### DATA SUPPLIED
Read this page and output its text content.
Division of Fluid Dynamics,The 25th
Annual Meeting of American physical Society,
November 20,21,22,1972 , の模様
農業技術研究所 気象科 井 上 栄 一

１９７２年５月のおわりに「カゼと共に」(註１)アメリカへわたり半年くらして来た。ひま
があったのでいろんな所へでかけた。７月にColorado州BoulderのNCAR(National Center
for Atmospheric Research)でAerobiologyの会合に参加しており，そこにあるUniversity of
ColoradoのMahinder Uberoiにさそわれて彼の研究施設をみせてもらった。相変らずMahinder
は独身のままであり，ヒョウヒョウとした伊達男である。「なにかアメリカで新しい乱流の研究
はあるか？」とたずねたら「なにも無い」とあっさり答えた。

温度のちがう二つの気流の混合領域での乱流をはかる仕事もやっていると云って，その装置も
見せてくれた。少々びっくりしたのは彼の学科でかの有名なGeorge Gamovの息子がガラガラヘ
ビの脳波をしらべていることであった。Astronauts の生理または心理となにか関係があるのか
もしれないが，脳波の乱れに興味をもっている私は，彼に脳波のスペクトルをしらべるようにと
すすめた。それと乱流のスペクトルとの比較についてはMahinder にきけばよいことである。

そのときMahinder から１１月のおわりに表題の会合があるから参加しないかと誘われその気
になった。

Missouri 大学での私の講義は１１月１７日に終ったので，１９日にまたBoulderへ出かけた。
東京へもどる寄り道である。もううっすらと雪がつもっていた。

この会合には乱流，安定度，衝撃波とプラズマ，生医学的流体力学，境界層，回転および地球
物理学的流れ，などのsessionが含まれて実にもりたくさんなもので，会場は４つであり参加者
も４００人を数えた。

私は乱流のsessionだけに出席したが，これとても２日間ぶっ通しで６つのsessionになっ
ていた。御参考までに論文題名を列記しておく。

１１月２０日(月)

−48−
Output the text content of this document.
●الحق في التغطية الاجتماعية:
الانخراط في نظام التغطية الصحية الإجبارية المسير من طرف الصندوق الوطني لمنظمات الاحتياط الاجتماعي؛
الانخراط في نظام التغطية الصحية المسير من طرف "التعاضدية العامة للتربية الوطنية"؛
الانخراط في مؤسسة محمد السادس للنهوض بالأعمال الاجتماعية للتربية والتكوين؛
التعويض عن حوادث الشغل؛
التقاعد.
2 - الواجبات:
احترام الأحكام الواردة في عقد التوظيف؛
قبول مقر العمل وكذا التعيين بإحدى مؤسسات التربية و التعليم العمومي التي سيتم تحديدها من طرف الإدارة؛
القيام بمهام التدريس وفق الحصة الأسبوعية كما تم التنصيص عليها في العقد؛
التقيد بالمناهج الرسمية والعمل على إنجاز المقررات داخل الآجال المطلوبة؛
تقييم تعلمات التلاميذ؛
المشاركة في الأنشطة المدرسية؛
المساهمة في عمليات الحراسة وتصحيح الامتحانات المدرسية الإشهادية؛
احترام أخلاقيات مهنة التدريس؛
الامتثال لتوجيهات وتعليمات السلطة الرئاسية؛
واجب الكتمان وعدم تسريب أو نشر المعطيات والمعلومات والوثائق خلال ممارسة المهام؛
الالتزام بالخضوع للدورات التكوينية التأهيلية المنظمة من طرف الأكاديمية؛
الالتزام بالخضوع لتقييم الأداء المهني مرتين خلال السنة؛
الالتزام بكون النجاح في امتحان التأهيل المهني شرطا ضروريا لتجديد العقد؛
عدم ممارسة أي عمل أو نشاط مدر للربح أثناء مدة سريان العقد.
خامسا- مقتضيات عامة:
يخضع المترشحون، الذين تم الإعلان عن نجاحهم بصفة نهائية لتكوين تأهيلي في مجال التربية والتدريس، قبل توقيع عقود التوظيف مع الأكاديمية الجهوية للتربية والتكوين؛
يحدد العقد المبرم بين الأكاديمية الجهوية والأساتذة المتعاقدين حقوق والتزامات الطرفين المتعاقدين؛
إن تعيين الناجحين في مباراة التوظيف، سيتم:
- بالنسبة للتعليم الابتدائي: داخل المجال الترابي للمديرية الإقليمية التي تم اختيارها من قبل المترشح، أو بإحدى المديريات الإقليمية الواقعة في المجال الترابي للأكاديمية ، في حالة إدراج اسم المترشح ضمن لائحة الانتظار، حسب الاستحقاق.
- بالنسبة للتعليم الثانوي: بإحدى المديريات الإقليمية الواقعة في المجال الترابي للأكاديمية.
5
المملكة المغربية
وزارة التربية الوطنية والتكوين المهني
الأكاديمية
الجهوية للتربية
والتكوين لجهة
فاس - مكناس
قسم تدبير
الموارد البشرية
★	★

### DIRECTION
Extract, word for word, each line of the listing above.

### ANSWER BELOW
Read this page and output its text content.
Division of Fluid Dynamics,The 25th
Annual Meeting of American physical Society,
November 20,21,22,1972 , の模様
農業技術研究所 気象科 井 上 栄 一

１９７２年５月のおわりに「カゼと共に」(註１)アメリカへわたり半年くらして来た。ひま
があったのでいろんな所へでかけた。７月にColorado州BoulderのNCAR(National Center
for Atmospheric Research)でAerobiologyの会合に参加しており，そこにあるUniversity of
ColoradoのMahinder Uberoiにさそわれて彼の研究施設をみせてもらった。相変らずMahinder
は独身のままであり，ヒョウヒョウとした伊達男である。「なにかアメリカで新しい乱流の研究
はあるか？」とたずねたら「なにも無い」とあっさり答えた。

温度のちがう二つの気流の混合領域での乱流をはかる仕事もやっていると云って，その装置も
見せてくれた。少々びっくりしたのは彼の学科でかの有名なGeorge Gamovの息子がガラガラヘ
ビの脳波をしらべていることであった。Astronauts の生理または心理となにか関係があるのか
もしれないが，脳波の乱れに興味をもっている私は，彼に脳波のスペクトルをしらべるようにと
すすめた。それと乱流のスペクトルとの比較についてはMahinder にきけばよいことである。

そのときMahinder から１１月のおわりに表題の会合があるから参加しないかと誘われその気
になった。

Missouri 大学での私の講義は１１月１７日に終ったので，１９日にまたBoulderへ出かけた。
東京へもどる寄り道である。もううっすらと雪がつもっていた。

この会合には乱流，安定度，衝撃波とプラズマ，生医学的流体力学，境界層，回転および地球
物理学的流れ，などのsessionが含まれて実にもりたくさんなもので，会場は４つであり参加者
も４００人を数えた。

私は乱流のsessionだけに出席したが，これとても２日間ぶっ通しで６つのsessionになっ
ていた。御参考までに論文題名を列記しておく。

１１月２０日(月)

−48−
Output the text content of this document.
●الحق في التغطية الاجتماعية:
الانخراط في نظام التغطية الصحية الإجبارية المسير من طرف الصندوق الوطني لمنظمات الاحتياط الاجتماعي؛
الانخراط في نظام التغطية الصحية المسير من طرف "التعاضدية العامة للتربية الوطنية"؛
الانخراط في مؤسسة محمد السادس للنهوض بالأعمال الاجتماعية للتربية والتكوين؛
التعويض عن حوادث الشغل؛
التقاعد.
2 - الواجبات:
احترام الأحكام الواردة في عقد التوظيف؛
قبول مقر العمل وكذا التعيين بإحدى مؤسسات التربية و التعليم العمومي التي سيتم تحديدها من طرف الإدارة؛
القيام بمهام التدريس وفق الحصة الأسبوعية كما تم التنصيص عليها في العقد؛
التقيد بالمناهج الرسمية والعمل على إنجاز المقررات داخل الآجال المطلوبة؛
تقييم تعلمات التلاميذ؛
المشاركة في الأنشطة المدرسية؛
المساهمة في عمليات الحراسة وتصحيح الامتحانات المدرسية الإشهادية؛
احترام أخلاقيات مهنة التدريس؛
الامتثال لتوجيهات وتعليمات السلطة الرئاسية؛
واجب الكتمان وعدم تسريب أو نشر المعطيات والمعلومات والوثائق خلال ممارسة المهام؛
الالتزام بالخضوع للدورات التكوينية التأهيلية المنظمة من طرف الأكاديمية؛
الالتزام بالخضوع لتقييم الأداء المهني مرتين خلال السنة؛
الالتزام بكون النجاح في امتحان التأهيل المهني شرطا ضروريا لتجديد العقد؛
عدم ممارسة أي عمل أو نشاط مدر للربح أثناء مدة سريان العقد.
خامسا- مقتضيات عامة:
يخضع المترشحون، الذين تم الإعلان عن نجاحهم بصفة نهائية لتكوين تأهيلي في مجال التربية والتدريس، قبل توقيع عقود التوظيف مع الأكاديمية الجهوية للتربية والتكوين؛
يحدد العقد المبرم بين الأكاديمية الجهوية والأساتذة المتعاقدين حقوق والتزامات الطرفين المتعاقدين؛
إن تعيين الناجحين في مباراة التوظيف، سيتم:
- بالنسبة للتعليم الابتدائي: داخل المجال الترابي للمديرية الإقليمية التي تم اختيارها من قبل المترشح، أو بإحدى المديريات الإقليمية الواقعة في المجال الترابي للأكاديمية ، في حالة إدراج اسم المترشح ضمن لائحة الانتظار، حسب الاستحقاق.
- بالنسبة للتعليم الثانوي: بإحدى المديريات الإقليمية الواقعة في المجال الترابي للأكاديمية.
5
المملكة المغربية
وزارة التربية الوطنية والتكوين المهني
الأكاديمية
الجهوية للتربية
والتكوين لجهة
فاس - مكناس
قسم تدبير
الموارد البشرية
★	★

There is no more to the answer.